** BEGIN Data for the task **

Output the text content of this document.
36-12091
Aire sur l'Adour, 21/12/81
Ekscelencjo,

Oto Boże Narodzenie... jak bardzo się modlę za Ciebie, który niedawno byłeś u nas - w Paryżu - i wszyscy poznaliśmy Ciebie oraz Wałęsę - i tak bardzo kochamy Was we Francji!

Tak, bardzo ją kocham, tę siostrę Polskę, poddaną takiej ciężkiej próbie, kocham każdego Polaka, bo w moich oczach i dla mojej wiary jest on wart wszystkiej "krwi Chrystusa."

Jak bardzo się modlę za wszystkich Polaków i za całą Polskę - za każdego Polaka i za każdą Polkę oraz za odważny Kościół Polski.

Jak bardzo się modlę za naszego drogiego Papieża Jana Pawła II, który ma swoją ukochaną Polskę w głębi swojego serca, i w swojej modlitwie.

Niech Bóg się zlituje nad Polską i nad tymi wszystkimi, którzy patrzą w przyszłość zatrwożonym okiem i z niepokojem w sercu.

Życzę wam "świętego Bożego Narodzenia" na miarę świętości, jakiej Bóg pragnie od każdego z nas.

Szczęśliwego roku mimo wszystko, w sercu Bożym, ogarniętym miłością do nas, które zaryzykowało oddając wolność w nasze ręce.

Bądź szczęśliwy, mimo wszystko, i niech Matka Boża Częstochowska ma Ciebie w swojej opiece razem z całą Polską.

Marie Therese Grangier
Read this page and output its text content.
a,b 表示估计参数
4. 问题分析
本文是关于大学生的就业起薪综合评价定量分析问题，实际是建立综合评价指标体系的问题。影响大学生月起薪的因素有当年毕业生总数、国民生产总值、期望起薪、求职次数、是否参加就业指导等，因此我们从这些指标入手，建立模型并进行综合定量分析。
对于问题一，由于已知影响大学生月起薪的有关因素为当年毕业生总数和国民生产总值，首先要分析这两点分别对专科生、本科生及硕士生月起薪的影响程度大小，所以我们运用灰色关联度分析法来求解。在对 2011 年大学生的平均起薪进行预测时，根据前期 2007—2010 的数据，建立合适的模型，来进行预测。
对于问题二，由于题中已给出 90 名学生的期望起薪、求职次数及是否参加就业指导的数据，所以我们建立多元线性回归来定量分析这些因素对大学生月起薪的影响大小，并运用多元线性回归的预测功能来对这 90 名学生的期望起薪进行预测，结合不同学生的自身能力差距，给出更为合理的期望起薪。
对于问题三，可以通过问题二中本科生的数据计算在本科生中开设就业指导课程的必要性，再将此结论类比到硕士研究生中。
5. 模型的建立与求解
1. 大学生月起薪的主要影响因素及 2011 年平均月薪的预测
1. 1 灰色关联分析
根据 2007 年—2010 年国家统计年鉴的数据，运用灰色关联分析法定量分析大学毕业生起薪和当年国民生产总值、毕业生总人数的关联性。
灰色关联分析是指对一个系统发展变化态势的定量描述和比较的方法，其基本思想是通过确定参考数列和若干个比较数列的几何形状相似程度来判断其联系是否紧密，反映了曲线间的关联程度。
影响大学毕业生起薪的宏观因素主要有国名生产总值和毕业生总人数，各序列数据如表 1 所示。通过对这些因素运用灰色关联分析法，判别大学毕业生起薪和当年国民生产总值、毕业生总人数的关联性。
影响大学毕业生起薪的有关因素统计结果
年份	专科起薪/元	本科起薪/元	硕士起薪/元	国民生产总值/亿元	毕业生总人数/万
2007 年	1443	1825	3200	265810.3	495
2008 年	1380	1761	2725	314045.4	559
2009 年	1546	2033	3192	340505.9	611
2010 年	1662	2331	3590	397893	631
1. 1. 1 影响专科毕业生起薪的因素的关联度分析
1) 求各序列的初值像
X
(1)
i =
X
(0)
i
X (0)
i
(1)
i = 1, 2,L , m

** END Data for the task **

== Short problem ==
Go back to the listing above and please repeat it exactly.

== Response to this task ==
Output the text content of this document.
36-12091
Aire sur l'Adour, 21/12/81
Ekscelencjo,

Oto Boże Narodzenie... jak bardzo się modlę za Ciebie, który niedawno byłeś u nas - w Paryżu - i wszyscy poznaliśmy Ciebie oraz Wałęsę - i tak bardzo kochamy Was we Francji!

Tak, bardzo ją kocham, tę siostrę Polskę, poddaną takiej ciężkiej próbie, kocham każdego Polaka, bo w moich oczach i dla mojej wiary jest on wart wszystkiej "krwi Chrystusa."

Jak bardzo się modlę za wszystkich Polaków i za całą Polskę - za każdego Polaka i za każdą Polkę oraz za odważny Kościół Polski.

Jak bardzo się modlę za naszego drogiego Papieża Jana Pawła II, który ma swoją ukochaną Polskę w głębi swojego serca, i w swojej modlitwie.

Niech Bóg się zlituje nad Polską i nad tymi wszystkimi, którzy patrzą w przyszłość zatrwożonym okiem i z niepokojem w sercu.

Życzę wam "świętego Bożego Narodzenia" na miarę świętości, jakiej Bóg pragnie od każdego z nas.

Szczęśliwego roku mimo wszystko, w sercu Bożym, ogarniętym miłością do nas, które zaryzykowało oddając wolność w nasze ręce.

Bądź szczęśliwy, mimo wszystko, i niech Matka Boża Częstochowska ma Ciebie w swojej opiece razem z całą Polską.

Marie Therese Grangier
Read this page and output its text content.
a,b 表示估计参数
4. 问题分析
本文是关于大学生的就业起薪综合评价定量分析问题，实际是建立综合评价指标体系的问题。影响大学生月起薪的因素有当年毕业生总数、国民生产总值、期望起薪、求职次数、是否参加就业指导等，因此我们从这些指标入手，建立模型并进行综合定量分析。
对于问题一，由于已知影响大学生月起薪的有关因素为当年毕业生总数和国民生产总值，首先要分析这两点分别对专科生、本科生及硕士生月起薪的影响程度大小，所以我们运用灰色关联度分析法来求解。在对 2011 年大学生的平均起薪进行预测时，根据前期 2007—2010 的数据，建立合适的模型，来进行预测。
对于问题二，由于题中已给出 90 名学生的期望起薪、求职次数及是否参加就业指导的数据，所以我们建立多元线性回归来定量分析这些因素对大学生月起薪的影响大小，并运用多元线性回归的预测功能来对这 90 名学生的期望起薪进行预测，结合不同学生的自身能力差距，给出更为合理的期望起薪。
对于问题三，可以通过问题二中本科生的数据计算在本科生中开设就业指导课程的必要性，再将此结论类比到硕士研究生中。
5. 模型的建立与求解
1. 大学生月起薪的主要影响因素及 2011 年平均月薪的预测
1. 1 灰色关联分析
根据 2007 年—2010 年国家统计年鉴的数据，运用灰色关联分析法定量分析大学毕业生起薪和当年国民生产总值、毕业生总人数的关联性。
灰色关联分析是指对一个系统发展变化态势的定量描述和比较的方法，其基本思想是通过确定参考数列和若干个比较数列的几何形状相似程度来判断其联系是否紧密，反映了曲线间的关联程度。
影响大学毕业生起薪的宏观因素主要有国名生产总值和毕业生总人数，各序列数据如表 1 所示。通过对这些因素运用灰色关联分析法，判别大学毕业生起薪和当年国民生产总值、毕业生总人数的关联性。
影响大学毕业生起薪的有关因素统计结果
年份	专科起薪/元	本科起薪/元	硕士起薪/元	国民生产总值/亿元	毕业生总人数/万
2007 年	1443	1825	3200	265810.3	495
2008 年	1380	1761	2725	314045.4	559
2009 年	1546	2033	3192	340505.9	611
2010 年	1662	2331	3590	397893	631
1. 1. 1 影响专科毕业生起薪的因素的关联度分析
1) 求各序列的初值像
X
(1)
i =
X
(0)
i
X (0)
i
(1)
i = 1, 2,L , m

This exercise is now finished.